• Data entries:
(begin)

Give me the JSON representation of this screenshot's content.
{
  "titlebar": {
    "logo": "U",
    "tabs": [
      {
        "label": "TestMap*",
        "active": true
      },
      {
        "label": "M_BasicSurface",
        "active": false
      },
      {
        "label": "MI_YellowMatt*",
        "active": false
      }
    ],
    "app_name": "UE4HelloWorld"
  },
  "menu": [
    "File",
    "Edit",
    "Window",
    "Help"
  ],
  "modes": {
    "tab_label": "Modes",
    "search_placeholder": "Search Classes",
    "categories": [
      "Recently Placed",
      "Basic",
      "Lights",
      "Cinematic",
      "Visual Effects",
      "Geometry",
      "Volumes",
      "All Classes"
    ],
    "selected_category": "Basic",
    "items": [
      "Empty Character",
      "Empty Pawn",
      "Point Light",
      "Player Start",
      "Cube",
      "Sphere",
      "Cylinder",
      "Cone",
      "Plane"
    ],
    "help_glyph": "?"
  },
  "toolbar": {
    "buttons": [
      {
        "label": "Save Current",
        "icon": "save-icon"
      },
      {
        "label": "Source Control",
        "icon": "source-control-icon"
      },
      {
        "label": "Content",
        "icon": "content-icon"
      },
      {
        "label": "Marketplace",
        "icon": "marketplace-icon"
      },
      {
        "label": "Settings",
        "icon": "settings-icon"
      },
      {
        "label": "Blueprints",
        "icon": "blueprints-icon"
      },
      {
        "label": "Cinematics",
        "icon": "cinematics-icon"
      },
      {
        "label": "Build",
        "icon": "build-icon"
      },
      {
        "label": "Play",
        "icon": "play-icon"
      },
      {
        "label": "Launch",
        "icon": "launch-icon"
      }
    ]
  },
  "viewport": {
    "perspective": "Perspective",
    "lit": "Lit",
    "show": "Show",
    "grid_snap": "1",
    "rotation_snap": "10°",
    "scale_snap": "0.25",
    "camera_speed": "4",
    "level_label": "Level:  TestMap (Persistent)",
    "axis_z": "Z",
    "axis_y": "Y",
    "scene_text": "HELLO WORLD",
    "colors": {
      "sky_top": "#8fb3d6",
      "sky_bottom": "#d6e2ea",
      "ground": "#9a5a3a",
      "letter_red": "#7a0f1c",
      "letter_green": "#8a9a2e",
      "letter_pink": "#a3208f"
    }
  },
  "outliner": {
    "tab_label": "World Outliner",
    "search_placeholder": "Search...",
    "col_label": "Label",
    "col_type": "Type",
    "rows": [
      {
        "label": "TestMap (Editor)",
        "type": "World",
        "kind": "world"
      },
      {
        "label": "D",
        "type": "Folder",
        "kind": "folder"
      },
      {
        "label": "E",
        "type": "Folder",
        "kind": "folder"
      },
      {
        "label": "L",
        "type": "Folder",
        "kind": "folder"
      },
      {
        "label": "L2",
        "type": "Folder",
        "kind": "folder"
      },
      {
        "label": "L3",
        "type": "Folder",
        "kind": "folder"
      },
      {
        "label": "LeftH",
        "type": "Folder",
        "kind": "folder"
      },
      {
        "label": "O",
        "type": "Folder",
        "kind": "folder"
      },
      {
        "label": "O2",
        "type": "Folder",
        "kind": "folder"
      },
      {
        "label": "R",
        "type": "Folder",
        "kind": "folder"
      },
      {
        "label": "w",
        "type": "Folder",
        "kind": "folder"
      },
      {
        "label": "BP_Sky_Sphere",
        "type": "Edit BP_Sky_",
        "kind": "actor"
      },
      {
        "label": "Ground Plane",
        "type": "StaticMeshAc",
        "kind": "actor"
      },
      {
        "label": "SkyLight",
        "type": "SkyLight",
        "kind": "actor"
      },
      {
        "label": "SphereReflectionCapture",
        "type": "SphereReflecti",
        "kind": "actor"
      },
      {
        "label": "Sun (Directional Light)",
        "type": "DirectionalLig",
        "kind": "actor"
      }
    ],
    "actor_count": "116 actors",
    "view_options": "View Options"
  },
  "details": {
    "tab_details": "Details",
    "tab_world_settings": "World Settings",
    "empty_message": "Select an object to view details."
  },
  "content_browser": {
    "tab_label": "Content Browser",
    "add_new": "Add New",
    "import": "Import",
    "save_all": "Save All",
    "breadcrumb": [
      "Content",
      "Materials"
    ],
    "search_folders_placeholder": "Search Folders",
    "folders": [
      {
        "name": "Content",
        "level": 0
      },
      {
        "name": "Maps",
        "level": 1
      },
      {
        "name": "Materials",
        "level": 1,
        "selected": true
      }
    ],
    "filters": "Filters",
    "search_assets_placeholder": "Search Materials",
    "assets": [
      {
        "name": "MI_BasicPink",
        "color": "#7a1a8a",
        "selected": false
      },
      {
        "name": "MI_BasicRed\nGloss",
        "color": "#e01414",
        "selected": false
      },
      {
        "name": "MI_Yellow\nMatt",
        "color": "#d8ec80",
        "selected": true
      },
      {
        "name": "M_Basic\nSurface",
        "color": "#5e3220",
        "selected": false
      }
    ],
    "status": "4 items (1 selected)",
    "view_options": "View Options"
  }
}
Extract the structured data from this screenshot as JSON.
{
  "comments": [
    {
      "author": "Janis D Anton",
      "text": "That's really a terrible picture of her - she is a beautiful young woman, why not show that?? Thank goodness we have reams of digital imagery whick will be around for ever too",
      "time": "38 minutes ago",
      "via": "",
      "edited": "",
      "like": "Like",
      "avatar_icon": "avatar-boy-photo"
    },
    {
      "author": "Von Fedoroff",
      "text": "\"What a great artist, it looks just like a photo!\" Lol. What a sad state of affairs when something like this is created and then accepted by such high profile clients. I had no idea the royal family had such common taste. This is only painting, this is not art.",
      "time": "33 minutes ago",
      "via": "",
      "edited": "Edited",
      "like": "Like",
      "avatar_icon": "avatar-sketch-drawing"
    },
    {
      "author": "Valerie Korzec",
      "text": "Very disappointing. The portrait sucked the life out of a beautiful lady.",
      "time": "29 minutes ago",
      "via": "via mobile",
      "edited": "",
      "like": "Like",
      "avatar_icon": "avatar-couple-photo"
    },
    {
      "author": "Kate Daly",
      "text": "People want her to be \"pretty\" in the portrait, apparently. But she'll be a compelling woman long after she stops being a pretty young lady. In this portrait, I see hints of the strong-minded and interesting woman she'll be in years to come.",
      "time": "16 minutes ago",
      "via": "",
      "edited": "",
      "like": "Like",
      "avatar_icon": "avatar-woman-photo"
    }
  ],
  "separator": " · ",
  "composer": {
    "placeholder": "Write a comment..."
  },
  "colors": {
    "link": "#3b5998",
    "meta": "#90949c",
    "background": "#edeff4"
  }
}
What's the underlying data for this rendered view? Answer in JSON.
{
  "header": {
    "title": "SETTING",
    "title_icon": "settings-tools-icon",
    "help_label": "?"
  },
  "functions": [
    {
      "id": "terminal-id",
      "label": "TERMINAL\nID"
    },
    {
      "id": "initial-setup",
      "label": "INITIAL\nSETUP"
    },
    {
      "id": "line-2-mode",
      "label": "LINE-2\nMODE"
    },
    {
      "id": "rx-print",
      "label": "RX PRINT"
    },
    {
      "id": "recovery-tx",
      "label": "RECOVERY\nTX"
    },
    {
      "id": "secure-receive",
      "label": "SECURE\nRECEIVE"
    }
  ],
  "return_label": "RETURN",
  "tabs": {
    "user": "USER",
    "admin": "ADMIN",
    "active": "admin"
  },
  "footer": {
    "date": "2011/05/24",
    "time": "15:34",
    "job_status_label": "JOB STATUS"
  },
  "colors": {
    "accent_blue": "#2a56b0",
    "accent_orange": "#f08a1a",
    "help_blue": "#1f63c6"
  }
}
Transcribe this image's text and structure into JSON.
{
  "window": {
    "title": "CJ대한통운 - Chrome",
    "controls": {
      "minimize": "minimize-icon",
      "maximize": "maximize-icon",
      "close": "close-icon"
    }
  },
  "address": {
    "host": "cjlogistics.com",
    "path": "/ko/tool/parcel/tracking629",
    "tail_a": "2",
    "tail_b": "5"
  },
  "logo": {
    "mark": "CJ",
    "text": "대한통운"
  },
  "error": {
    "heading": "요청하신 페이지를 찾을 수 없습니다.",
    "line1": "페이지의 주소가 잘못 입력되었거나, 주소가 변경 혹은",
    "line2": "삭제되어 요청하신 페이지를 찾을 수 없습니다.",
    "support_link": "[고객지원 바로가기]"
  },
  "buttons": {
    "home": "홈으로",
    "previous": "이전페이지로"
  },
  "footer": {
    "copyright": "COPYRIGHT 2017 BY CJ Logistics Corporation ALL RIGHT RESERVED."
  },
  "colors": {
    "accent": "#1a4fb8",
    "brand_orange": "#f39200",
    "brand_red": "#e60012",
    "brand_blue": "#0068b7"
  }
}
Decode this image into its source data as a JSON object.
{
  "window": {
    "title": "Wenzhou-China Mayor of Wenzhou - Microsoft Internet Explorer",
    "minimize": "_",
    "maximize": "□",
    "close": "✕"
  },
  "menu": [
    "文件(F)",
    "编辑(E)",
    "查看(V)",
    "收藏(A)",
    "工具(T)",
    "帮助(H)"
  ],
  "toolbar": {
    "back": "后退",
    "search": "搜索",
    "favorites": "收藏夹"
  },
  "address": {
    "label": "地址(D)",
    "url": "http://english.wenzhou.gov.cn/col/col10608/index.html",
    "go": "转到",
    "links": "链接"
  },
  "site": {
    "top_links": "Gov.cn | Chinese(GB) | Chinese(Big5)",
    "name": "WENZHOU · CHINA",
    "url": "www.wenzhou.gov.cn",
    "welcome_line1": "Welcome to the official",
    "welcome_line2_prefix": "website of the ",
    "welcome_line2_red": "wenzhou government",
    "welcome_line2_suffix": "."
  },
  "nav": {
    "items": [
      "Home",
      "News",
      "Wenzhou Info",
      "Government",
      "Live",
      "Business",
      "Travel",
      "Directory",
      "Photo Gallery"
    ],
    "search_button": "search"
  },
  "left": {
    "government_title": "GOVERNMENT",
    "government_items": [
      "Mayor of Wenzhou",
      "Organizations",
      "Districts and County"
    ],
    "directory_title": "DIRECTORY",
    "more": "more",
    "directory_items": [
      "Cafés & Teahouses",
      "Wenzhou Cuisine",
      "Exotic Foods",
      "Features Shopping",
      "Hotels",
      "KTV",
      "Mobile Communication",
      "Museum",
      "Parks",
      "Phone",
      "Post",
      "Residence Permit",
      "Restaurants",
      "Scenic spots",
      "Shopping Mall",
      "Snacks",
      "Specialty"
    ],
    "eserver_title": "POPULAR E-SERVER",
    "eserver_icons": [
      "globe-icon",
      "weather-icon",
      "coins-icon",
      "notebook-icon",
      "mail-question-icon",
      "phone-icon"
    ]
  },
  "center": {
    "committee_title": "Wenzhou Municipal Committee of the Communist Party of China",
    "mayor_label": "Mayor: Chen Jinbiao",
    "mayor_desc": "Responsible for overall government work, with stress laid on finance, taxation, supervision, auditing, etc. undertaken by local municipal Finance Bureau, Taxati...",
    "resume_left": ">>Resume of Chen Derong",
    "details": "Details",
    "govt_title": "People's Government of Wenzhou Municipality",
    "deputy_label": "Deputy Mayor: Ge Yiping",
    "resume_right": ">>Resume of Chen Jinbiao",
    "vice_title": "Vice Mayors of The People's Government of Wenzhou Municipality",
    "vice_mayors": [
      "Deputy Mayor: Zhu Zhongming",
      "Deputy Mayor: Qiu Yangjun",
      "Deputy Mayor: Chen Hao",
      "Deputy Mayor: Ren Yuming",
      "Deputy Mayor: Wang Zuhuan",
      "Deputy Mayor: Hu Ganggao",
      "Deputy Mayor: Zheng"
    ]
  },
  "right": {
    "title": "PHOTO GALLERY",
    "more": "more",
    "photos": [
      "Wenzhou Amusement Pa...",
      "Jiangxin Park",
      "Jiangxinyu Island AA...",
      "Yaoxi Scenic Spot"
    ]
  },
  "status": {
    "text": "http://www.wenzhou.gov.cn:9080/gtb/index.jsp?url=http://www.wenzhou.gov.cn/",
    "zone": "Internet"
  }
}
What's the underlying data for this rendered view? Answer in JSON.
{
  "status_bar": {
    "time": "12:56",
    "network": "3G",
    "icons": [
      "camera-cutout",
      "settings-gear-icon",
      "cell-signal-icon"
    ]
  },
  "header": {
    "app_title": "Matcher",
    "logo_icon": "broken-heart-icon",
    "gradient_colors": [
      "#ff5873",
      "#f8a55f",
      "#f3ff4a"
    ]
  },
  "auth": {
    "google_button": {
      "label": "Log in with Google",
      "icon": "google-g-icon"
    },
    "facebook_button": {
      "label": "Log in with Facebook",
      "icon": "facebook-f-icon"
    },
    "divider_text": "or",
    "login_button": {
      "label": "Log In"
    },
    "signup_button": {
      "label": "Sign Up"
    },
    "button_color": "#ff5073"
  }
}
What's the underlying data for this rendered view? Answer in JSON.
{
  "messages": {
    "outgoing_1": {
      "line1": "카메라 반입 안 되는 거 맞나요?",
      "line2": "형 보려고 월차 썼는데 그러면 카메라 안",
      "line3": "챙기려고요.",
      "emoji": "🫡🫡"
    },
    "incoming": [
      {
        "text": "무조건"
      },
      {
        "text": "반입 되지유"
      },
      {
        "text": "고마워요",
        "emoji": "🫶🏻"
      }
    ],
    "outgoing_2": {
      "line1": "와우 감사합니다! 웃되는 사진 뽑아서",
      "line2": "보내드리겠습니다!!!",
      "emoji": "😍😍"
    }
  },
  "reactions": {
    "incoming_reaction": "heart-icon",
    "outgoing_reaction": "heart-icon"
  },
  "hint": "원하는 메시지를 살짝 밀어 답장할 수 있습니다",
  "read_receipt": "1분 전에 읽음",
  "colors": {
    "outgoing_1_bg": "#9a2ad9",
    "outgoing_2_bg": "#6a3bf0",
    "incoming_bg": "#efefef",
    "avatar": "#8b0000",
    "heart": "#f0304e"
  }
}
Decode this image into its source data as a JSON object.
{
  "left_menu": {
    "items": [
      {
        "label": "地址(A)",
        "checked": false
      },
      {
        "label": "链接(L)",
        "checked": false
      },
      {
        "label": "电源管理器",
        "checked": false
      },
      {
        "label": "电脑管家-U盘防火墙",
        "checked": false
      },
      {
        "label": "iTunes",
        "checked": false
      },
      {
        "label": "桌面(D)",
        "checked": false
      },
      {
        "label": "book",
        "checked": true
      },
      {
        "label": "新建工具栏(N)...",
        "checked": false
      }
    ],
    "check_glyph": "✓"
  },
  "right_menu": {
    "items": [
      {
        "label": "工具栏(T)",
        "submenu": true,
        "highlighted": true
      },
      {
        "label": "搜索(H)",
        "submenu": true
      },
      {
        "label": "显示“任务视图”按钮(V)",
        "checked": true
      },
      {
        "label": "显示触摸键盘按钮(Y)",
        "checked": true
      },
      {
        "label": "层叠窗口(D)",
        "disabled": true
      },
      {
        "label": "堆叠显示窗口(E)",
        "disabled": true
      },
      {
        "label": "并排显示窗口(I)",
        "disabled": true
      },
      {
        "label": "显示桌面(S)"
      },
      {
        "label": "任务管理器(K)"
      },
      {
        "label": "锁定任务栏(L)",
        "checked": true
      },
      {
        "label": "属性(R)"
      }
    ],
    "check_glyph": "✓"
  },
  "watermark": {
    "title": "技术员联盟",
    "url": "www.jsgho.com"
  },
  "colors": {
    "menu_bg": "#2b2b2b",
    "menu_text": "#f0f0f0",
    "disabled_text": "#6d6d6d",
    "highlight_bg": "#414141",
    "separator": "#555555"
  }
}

(end)

Track down every line holding the string "Classes" and copy it.

• Solution for this task:
    "search_placeholder": "Search Classes",
      "All Classes"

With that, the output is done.